### Data supplied:
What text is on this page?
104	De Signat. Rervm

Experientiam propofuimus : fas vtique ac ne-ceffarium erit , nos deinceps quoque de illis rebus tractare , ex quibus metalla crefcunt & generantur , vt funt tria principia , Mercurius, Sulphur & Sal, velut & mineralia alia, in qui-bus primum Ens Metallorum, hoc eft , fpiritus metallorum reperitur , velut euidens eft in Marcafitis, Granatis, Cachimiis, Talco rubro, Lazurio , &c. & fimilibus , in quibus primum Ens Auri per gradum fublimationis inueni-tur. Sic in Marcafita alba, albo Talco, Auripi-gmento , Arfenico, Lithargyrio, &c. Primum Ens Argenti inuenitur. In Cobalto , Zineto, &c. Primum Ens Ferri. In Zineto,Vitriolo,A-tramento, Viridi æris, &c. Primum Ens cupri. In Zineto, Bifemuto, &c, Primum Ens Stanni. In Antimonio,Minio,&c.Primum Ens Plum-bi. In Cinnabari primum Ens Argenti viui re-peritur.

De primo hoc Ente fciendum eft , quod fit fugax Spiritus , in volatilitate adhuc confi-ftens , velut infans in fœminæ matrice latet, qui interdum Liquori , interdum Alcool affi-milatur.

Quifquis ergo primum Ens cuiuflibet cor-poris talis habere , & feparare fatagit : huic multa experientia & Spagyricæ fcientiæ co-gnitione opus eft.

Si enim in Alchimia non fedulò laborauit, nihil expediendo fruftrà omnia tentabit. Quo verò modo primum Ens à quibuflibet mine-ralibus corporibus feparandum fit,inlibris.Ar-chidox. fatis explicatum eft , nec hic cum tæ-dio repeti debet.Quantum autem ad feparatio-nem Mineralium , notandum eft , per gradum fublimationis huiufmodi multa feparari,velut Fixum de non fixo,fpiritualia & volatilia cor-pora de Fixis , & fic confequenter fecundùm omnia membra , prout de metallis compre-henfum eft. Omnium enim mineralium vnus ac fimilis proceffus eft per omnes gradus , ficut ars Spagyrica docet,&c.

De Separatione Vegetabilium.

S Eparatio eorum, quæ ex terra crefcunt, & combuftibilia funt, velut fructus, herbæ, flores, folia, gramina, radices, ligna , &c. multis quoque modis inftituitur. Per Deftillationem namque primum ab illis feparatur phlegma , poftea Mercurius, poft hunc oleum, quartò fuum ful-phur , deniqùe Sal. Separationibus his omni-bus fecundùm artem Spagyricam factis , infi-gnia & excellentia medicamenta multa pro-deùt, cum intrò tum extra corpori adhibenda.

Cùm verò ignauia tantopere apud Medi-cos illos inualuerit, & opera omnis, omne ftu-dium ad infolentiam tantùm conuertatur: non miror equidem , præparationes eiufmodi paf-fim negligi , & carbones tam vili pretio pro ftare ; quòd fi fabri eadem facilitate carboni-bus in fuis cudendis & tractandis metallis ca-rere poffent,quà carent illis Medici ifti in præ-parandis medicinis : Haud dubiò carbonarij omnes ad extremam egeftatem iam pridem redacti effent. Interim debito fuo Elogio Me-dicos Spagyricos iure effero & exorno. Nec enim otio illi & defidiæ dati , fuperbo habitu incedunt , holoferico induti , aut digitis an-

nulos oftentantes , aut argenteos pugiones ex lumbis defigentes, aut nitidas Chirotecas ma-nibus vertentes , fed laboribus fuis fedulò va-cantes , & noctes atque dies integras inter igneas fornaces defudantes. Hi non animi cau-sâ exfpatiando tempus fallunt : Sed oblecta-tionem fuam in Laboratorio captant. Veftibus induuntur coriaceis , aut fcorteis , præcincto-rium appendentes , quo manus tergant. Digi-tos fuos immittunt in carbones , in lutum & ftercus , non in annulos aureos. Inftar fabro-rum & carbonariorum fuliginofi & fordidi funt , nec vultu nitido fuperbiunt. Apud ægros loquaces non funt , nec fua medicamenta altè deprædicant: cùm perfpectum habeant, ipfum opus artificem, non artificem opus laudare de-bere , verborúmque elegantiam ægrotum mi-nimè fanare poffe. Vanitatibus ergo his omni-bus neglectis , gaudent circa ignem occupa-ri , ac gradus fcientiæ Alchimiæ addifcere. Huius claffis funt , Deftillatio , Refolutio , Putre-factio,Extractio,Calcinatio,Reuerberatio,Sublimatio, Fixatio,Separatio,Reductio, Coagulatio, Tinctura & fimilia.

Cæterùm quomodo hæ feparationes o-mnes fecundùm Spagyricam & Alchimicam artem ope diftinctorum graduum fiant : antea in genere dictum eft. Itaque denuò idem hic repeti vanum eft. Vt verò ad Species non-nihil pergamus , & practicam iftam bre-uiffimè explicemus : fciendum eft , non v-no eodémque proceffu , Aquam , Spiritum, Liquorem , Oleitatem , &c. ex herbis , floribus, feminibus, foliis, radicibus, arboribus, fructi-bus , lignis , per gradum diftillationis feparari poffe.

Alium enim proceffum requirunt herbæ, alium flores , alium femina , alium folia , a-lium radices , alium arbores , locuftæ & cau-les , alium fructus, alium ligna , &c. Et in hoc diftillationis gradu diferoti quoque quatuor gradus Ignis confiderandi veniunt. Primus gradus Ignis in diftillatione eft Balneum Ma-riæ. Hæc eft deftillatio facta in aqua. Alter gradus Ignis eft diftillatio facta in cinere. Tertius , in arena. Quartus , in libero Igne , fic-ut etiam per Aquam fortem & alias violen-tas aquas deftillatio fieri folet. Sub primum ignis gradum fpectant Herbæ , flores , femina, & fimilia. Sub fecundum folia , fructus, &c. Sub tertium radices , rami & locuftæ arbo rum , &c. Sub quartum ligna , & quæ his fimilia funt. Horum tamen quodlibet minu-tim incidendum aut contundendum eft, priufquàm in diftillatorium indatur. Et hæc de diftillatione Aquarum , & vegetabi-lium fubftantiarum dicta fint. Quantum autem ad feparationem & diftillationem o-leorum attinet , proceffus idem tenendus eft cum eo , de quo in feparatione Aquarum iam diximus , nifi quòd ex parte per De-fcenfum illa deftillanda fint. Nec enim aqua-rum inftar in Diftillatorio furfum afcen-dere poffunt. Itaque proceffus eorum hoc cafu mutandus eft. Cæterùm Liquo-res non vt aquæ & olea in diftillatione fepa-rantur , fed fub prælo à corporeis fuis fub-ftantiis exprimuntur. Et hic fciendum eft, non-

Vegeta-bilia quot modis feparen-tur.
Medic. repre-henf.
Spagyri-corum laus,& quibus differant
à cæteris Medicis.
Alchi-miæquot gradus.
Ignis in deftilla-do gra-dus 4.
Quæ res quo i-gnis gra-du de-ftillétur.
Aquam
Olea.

### Stated goal:
Print out every record again, exactly and in full.

### Response for this exercise:
What text is on this page?
104	De Signat. Rervm

Experientiam propofuimus : fas vtique ac ne-ceffarium erit , nos deinceps quoque de illis rebus tractare , ex quibus metalla crefcunt & generantur , vt funt tria principia , Mercurius, Sulphur & Sal, velut & mineralia alia, in qui-bus primum Ens Metallorum, hoc eft , fpiritus metallorum reperitur , velut euidens eft in Marcafitis, Granatis, Cachimiis, Talco rubro, Lazurio , &c. & fimilibus , in quibus primum Ens Auri per gradum fublimationis inueni-tur. Sic in Marcafita alba, albo Talco, Auripi-gmento , Arfenico, Lithargyrio, &c. Primum Ens Argenti inuenitur. In Cobalto , Zineto, &c. Primum Ens Ferri. In Zineto,Vitriolo,A-tramento, Viridi æris, &c. Primum Ens cupri. In Zineto, Bifemuto, &c, Primum Ens Stanni. In Antimonio,Minio,&c.Primum Ens Plum-bi. In Cinnabari primum Ens Argenti viui re-peritur.

De primo hoc Ente fciendum eft , quod fit fugax Spiritus , in volatilitate adhuc confi-ftens , velut infans in fœminæ matrice latet, qui interdum Liquori , interdum Alcool affi-milatur.

Quifquis ergo primum Ens cuiuflibet cor-poris talis habere , & feparare fatagit : huic multa experientia & Spagyricæ fcientiæ co-gnitione opus eft.

Si enim in Alchimia non fedulò laborauit, nihil expediendo fruftrà omnia tentabit. Quo verò modo primum Ens à quibuflibet mine-ralibus corporibus feparandum fit,inlibris.Ar-chidox. fatis explicatum eft , nec hic cum tæ-dio repeti debet.Quantum autem ad feparatio-nem Mineralium , notandum eft , per gradum fublimationis huiufmodi multa feparari,velut Fixum de non fixo,fpiritualia & volatilia cor-pora de Fixis , & fic confequenter fecundùm omnia membra , prout de metallis compre-henfum eft. Omnium enim mineralium vnus ac fimilis proceffus eft per omnes gradus , ficut ars Spagyrica docet,&c.

De Separatione Vegetabilium.

S Eparatio eorum, quæ ex terra crefcunt, & combuftibilia funt, velut fructus, herbæ, flores, folia, gramina, radices, ligna , &c. multis quoque modis inftituitur. Per Deftillationem namque primum ab illis feparatur phlegma , poftea Mercurius, poft hunc oleum, quartò fuum ful-phur , deniqùe Sal. Separationibus his omni-bus fecundùm artem Spagyricam factis , infi-gnia & excellentia medicamenta multa pro-deùt, cum intrò tum extra corpori adhibenda.

Cùm verò ignauia tantopere apud Medi-cos illos inualuerit, & opera omnis, omne ftu-dium ad infolentiam tantùm conuertatur: non miror equidem , præparationes eiufmodi paf-fim negligi , & carbones tam vili pretio pro ftare ; quòd fi fabri eadem facilitate carboni-bus in fuis cudendis & tractandis metallis ca-rere poffent,quà carent illis Medici ifti in præ-parandis medicinis : Haud dubiò carbonarij omnes ad extremam egeftatem iam pridem redacti effent. Interim debito fuo Elogio Me-dicos Spagyricos iure effero & exorno. Nec enim otio illi & defidiæ dati , fuperbo habitu incedunt , holoferico induti , aut digitis an-

nulos oftentantes , aut argenteos pugiones ex lumbis defigentes, aut nitidas Chirotecas ma-nibus vertentes , fed laboribus fuis fedulò va-cantes , & noctes atque dies integras inter igneas fornaces defudantes. Hi non animi cau-sâ exfpatiando tempus fallunt : Sed oblecta-tionem fuam in Laboratorio captant. Veftibus induuntur coriaceis , aut fcorteis , præcincto-rium appendentes , quo manus tergant. Digi-tos fuos immittunt in carbones , in lutum & ftercus , non in annulos aureos. Inftar fabro-rum & carbonariorum fuliginofi & fordidi funt , nec vultu nitido fuperbiunt. Apud ægros loquaces non funt , nec fua medicamenta altè deprædicant: cùm perfpectum habeant, ipfum opus artificem, non artificem opus laudare de-bere , verborúmque elegantiam ægrotum mi-nimè fanare poffe. Vanitatibus ergo his omni-bus neglectis , gaudent circa ignem occupa-ri , ac gradus fcientiæ Alchimiæ addifcere. Huius claffis funt , Deftillatio , Refolutio , Putre-factio,Extractio,Calcinatio,Reuerberatio,Sublimatio, Fixatio,Separatio,Reductio, Coagulatio, Tinctura & fimilia.

Cæterùm quomodo hæ feparationes o-mnes fecundùm Spagyricam & Alchimicam artem ope diftinctorum graduum fiant : antea in genere dictum eft. Itaque denuò idem hic repeti vanum eft. Vt verò ad Species non-nihil pergamus , & practicam iftam bre-uiffimè explicemus : fciendum eft , non v-no eodémque proceffu , Aquam , Spiritum, Liquorem , Oleitatem , &c. ex herbis , floribus, feminibus, foliis, radicibus, arboribus, fructi-bus , lignis , per gradum diftillationis feparari poffe.

Alium enim proceffum requirunt herbæ, alium flores , alium femina , alium folia , a-lium radices , alium arbores , locuftæ & cau-les , alium fructus, alium ligna , &c. Et in hoc diftillationis gradu diferoti quoque quatuor gradus Ignis confiderandi veniunt. Primus gradus Ignis in diftillatione eft Balneum Ma-riæ. Hæc eft deftillatio facta in aqua. Alter gradus Ignis eft diftillatio facta in cinere. Tertius , in arena. Quartus , in libero Igne , fic-ut etiam per Aquam fortem & alias violen-tas aquas deftillatio fieri folet. Sub primum ignis gradum fpectant Herbæ , flores , femina, & fimilia. Sub fecundum folia , fructus, &c. Sub tertium radices , rami & locuftæ arbo rum , &c. Sub quartum ligna , & quæ his fimilia funt. Horum tamen quodlibet minu-tim incidendum aut contundendum eft, priufquàm in diftillatorium indatur. Et hæc de diftillatione Aquarum , & vegetabi-lium fubftantiarum dicta fint. Quantum autem ad feparationem & diftillationem o-leorum attinet , proceffus idem tenendus eft cum eo , de quo in feparatione Aquarum iam diximus , nifi quòd ex parte per De-fcenfum illa deftillanda fint. Nec enim aqua-rum inftar in Diftillatorio furfum afcen-dere poffunt. Itaque proceffus eorum hoc cafu mutandus eft. Cæterùm Liquo-res non vt aquæ & olea in diftillatione fepa-rantur , fed fub prælo à corporeis fuis fub-ftantiis exprimuntur. Et hic fciendum eft, non-

Vegeta-bilia quot modis feparen-tur.
Medic. repre-henf.
Spagyri-corum laus,& quibus differant
à cæteris Medicis.
Alchi-miæquot gradus.
Ignis in deftilla-do gra-dus 4.
Quæ res quo i-gnis gra-du de-ftillétur.
Aquam
Olea.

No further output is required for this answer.